■ WORK INSTRUCTIONS ■
Skip the pictures. Transcribe the rest of the data below without changing a word.

## BEGIN

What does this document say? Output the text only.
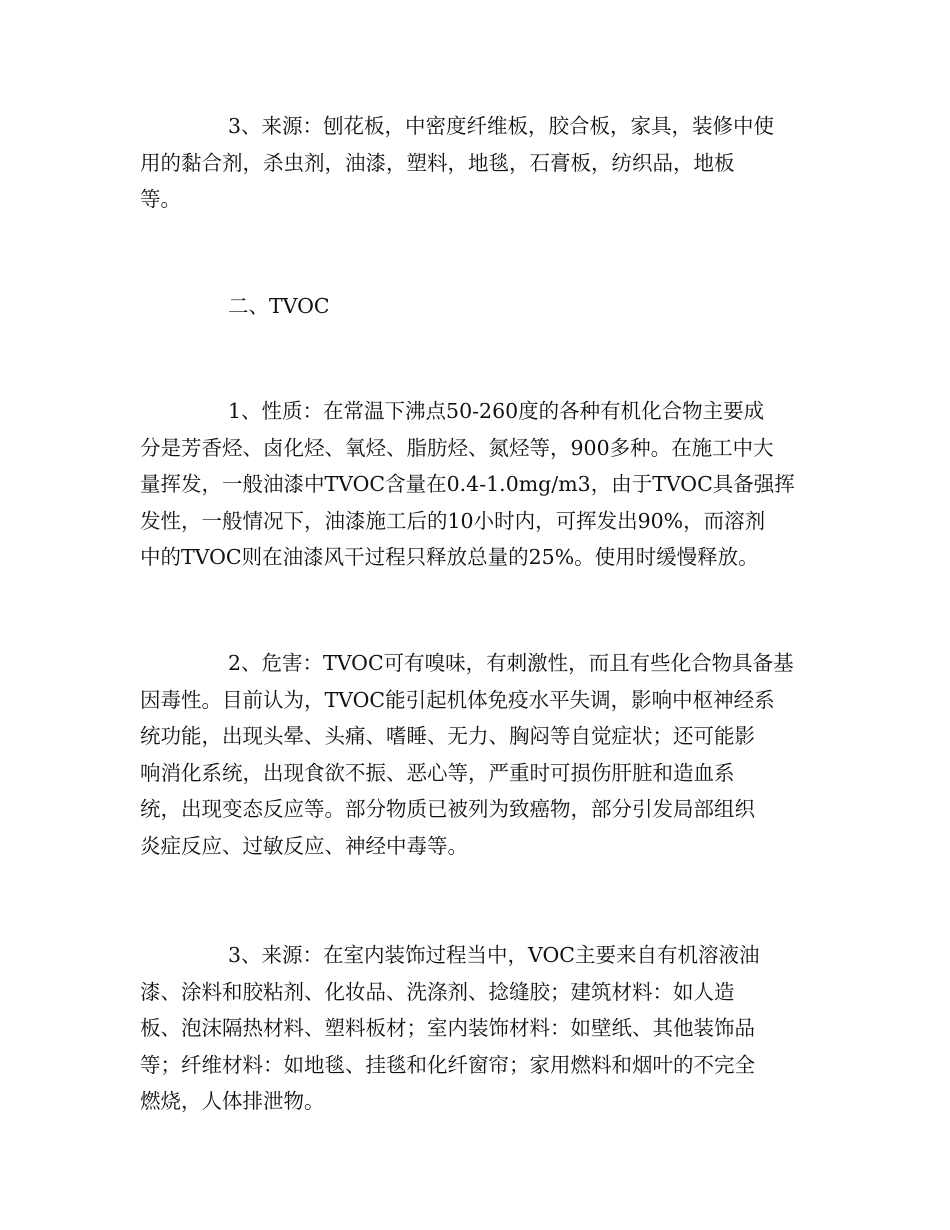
3、来源：刨花板，中密度纤维板，胶合板，家具，装修中使
用的黏合剂，杀虫剂，油漆，塑料，地毯，石膏板，纺织品，地板
等。
二、TVOC
1、性质：在常温下沸点50-260度的各种有机化合物主要成
分是芳香烃、卤化烃、氧烃、脂肪烃、氮烃等，900多种。在施工中大
量挥发，一般油漆中TVOC含量在0.4-1.0mg/m3，由于TVOC具备强挥
发性，一般情况下，油漆施工后的10小时内，可挥发出90%，而溶剂
中的TVOC则在油漆风干过程只释放总量的25%。使用时缓慢释放。
2、危害：TVOC可有嗅味，有刺激性，而且有些化合物具备基
因毒性。目前认为，TVOC能引起机体免疫水平失调，影响中枢神经系
统功能，出现头晕、头痛、嗜睡、无力、胸闷等自觉症状；还可能影
响消化系统，出现食欲不振、恶心等，严重时可损伤肝脏和造血系
统，出现变态反应等。部分物质已被列为致癌物，部分引发局部组织
炎症反应、过敏反应、神经中毒等。
3、来源：在室内装饰过程当中，VOC主要来自有机溶液油
漆、涂料和胶粘剂、化妆品、洗涤剂、捻缝胶；建筑材料：如人造
板、泡沫隔热材料、塑料板材；室内装饰材料：如壁纸、其他装饰品
等；纤维材料：如地毯、挂毯和化纤窗帘；家用燃料和烟叶的不完全
燃烧，人体排泄物。
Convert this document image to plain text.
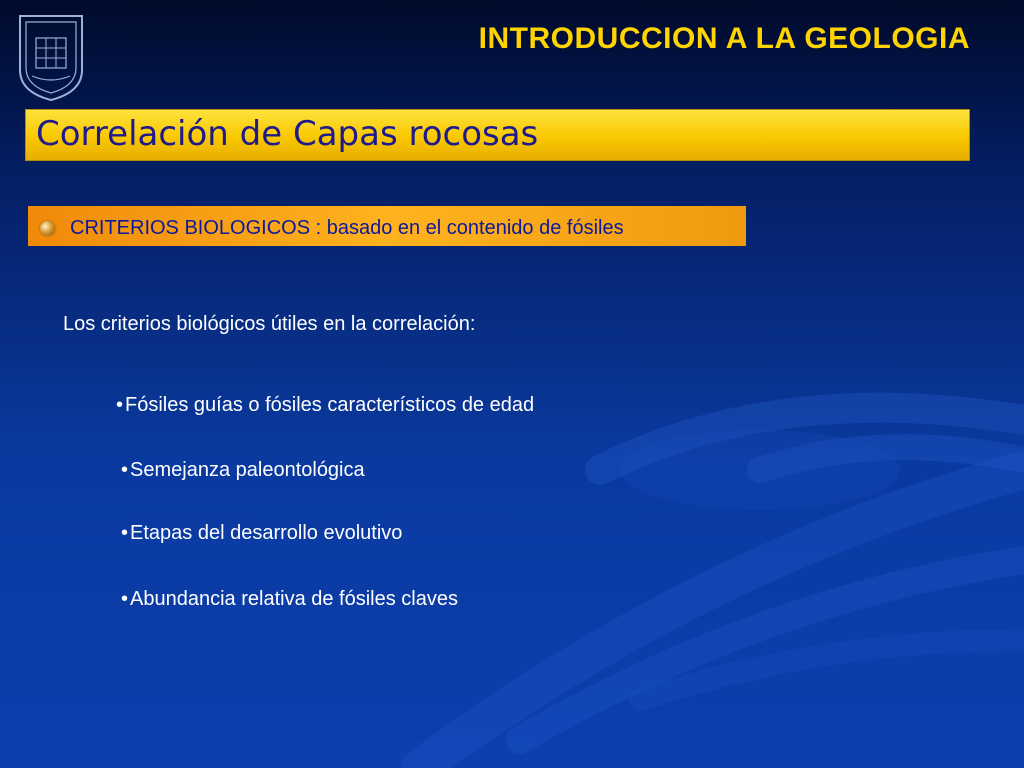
INTRODUCCION A LA GEOLOGIA
Correlación de Capas rocosas
CRITERIOS BIOLOGICOS : basado en el contenido de fósiles
Los criterios biológicos útiles en la correlación:
• Fósiles guías o fósiles característicos de edad
• Semejanza paleontológica
• Etapas del desarrollo evolutivo
• Abundancia relativa de fósiles claves
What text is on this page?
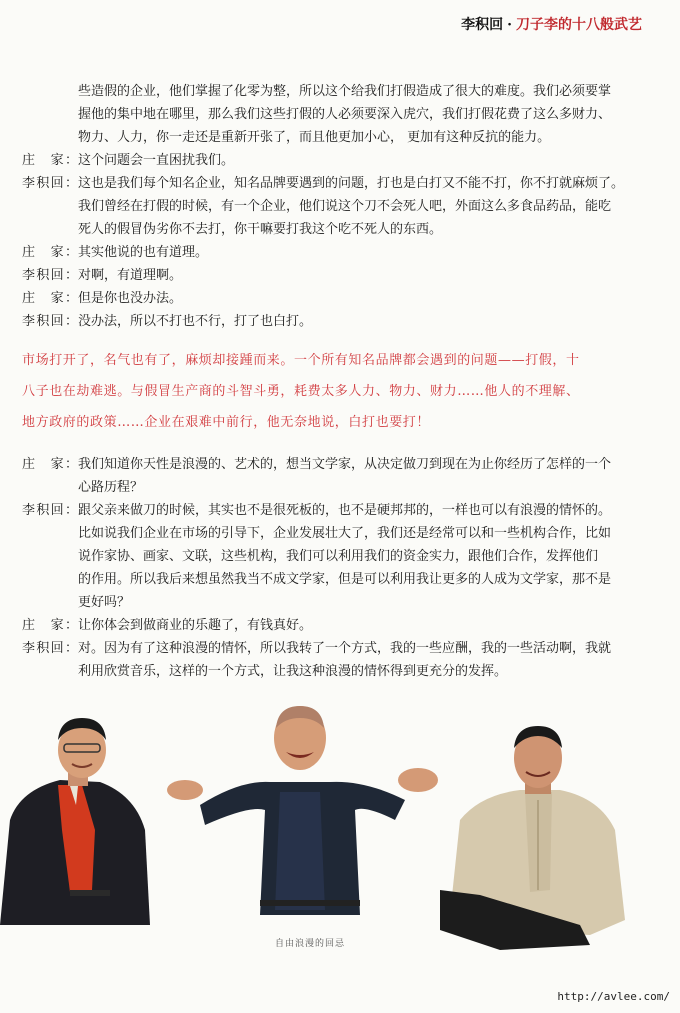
李积回 · 刀子李的十八般武艺
些造假的企业，他们掌握了化零为整，所以这个给我们打假造成了很大的难度。我们必须要掌
握他的集中地在哪里，那么我们这些打假的人必须要深入虎穴，我们打假花费了这么多财力、
物力、人力，你一走还是重新开张了，而且他更加小心， 更加有这种反抗的能力。
庄　家： 这个问题会一直困扰我们。
李积回： 这也是我们每个知名企业，知名品牌要遇到的问题，打也是白打又不能不打，你不打就麻烦了。
我们曾经在打假的时候，有一个企业，他们说这个刀不会死人吧，外面这么多食品药品，能吃
死人的假冒伪劣你不去打，你干嘛要打我这个吃不死人的东西。
庄　家： 其实他说的也有道理。
李积回： 对啊，有道理啊。
庄　家： 但是你也没办法。
李积回： 没办法，所以不打也不行，打了也白打。
市场打开了，名气也有了，麻烦却接踵而来。一个所有知名品牌都会遇到的问题——打假，十
八子也在劫难逃。与假冒生产商的斗智斗勇，耗费太多人力、物力、财力……他人的不理解、
地方政府的政策……企业在艰难中前行，他无奈地说，白打也要打！
庄　家： 我们知道你天性是浪漫的、艺术的，想当文学家，从决定做刀到现在为止你经历了怎样的一个
心路历程？
李积回： 跟父亲来做刀的时候，其实也不是很死板的，也不是硬邦邦的，一样也可以有浪漫的情怀的。
比如说我们企业在市场的引导下，企业发展壮大了，我们还是经常可以和一些机构合作，比如
说作家协、画家、文联，这些机构，我们可以利用我们的资金实力，跟他们合作，发挥他们
的作用。所以我后来想虽然我当不成文学家，但是可以利用我让更多的人成为文学家，那不是
更好吗？
庄　家： 让你体会到做商业的乐趣了，有钱真好。
李积回： 对。因为有了这种浪漫的情怀，所以我转了一个方式，我的一些应酬，我的一些活动啊，我就
利用欣赏音乐，这样的一个方式，让我这种浪漫的情怀得到更充分的发挥。
自由浪漫的回忌
http://avlee.com/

## END

■ FINISHED EXERCISE ■
What does this document say? Output the text only.
3、来源：刨花板，中密度纤维板，胶合板，家具，装修中使
用的黏合剂，杀虫剂，油漆，塑料，地毯，石膏板，纺织品，地板
等。
二、TVOC
1、性质：在常温下沸点50-260度的各种有机化合物主要成
分是芳香烃、卤化烃、氧烃、脂肪烃、氮烃等，900多种。在施工中大
量挥发，一般油漆中TVOC含量在0.4-1.0mg/m3，由于TVOC具备强挥
发性，一般情况下，油漆施工后的10小时内，可挥发出90%，而溶剂
中的TVOC则在油漆风干过程只释放总量的25%。使用时缓慢释放。
2、危害：TVOC可有嗅味，有刺激性，而且有些化合物具备基
因毒性。目前认为，TVOC能引起机体免疫水平失调，影响中枢神经系
统功能，出现头晕、头痛、嗜睡、无力、胸闷等自觉症状；还可能影
响消化系统，出现食欲不振、恶心等，严重时可损伤肝脏和造血系
统，出现变态反应等。部分物质已被列为致癌物，部分引发局部组织
炎症反应、过敏反应、神经中毒等。
3、来源：在室内装饰过程当中，VOC主要来自有机溶液油
漆、涂料和胶粘剂、化妆品、洗涤剂、捻缝胶；建筑材料：如人造
板、泡沫隔热材料、塑料板材；室内装饰材料：如壁纸、其他装饰品
等；纤维材料：如地毯、挂毯和化纤窗帘；家用燃料和烟叶的不完全
燃烧，人体排泄物。
Convert this document image to plain text.
INTRODUCCION A LA GEOLOGIA
Correlación de Capas rocosas
CRITERIOS BIOLOGICOS : basado en el contenido de fósiles
Los criterios biológicos útiles en la correlación:
• Fósiles guías o fósiles característicos de edad
• Semejanza paleontológica
• Etapas del desarrollo evolutivo
• Abundancia relativa de fósiles claves
What text is on this page?
李积回 · 刀子李的十八般武艺
些造假的企业，他们掌握了化零为整，所以这个给我们打假造成了很大的难度。我们必须要掌
握他的集中地在哪里，那么我们这些打假的人必须要深入虎穴，我们打假花费了这么多财力、
物力、人力，你一走还是重新开张了，而且他更加小心， 更加有这种反抗的能力。
庄　家： 这个问题会一直困扰我们。
李积回： 这也是我们每个知名企业，知名品牌要遇到的问题，打也是白打又不能不打，你不打就麻烦了。
我们曾经在打假的时候，有一个企业，他们说这个刀不会死人吧，外面这么多食品药品，能吃
死人的假冒伪劣你不去打，你干嘛要打我这个吃不死人的东西。
庄　家： 其实他说的也有道理。
李积回： 对啊，有道理啊。
庄　家： 但是你也没办法。
李积回： 没办法，所以不打也不行，打了也白打。
市场打开了，名气也有了，麻烦却接踵而来。一个所有知名品牌都会遇到的问题——打假，十
八子也在劫难逃。与假冒生产商的斗智斗勇，耗费太多人力、物力、财力……他人的不理解、
地方政府的政策……企业在艰难中前行，他无奈地说，白打也要打！
庄　家： 我们知道你天性是浪漫的、艺术的，想当文学家，从决定做刀到现在为止你经历了怎样的一个
心路历程？
李积回： 跟父亲来做刀的时候，其实也不是很死板的，也不是硬邦邦的，一样也可以有浪漫的情怀的。
比如说我们企业在市场的引导下，企业发展壮大了，我们还是经常可以和一些机构合作，比如
说作家协、画家、文联，这些机构，我们可以利用我们的资金实力，跟他们合作，发挥他们
的作用。所以我后来想虽然我当不成文学家，但是可以利用我让更多的人成为文学家，那不是
更好吗？
庄　家： 让你体会到做商业的乐趣了，有钱真好。
李积回： 对。因为有了这种浪漫的情怀，所以我转了一个方式，我的一些应酬，我的一些活动啊，我就
利用欣赏音乐，这样的一个方式，让我这种浪漫的情怀得到更充分的发挥。
自由浪漫的回忌
http://avlee.com/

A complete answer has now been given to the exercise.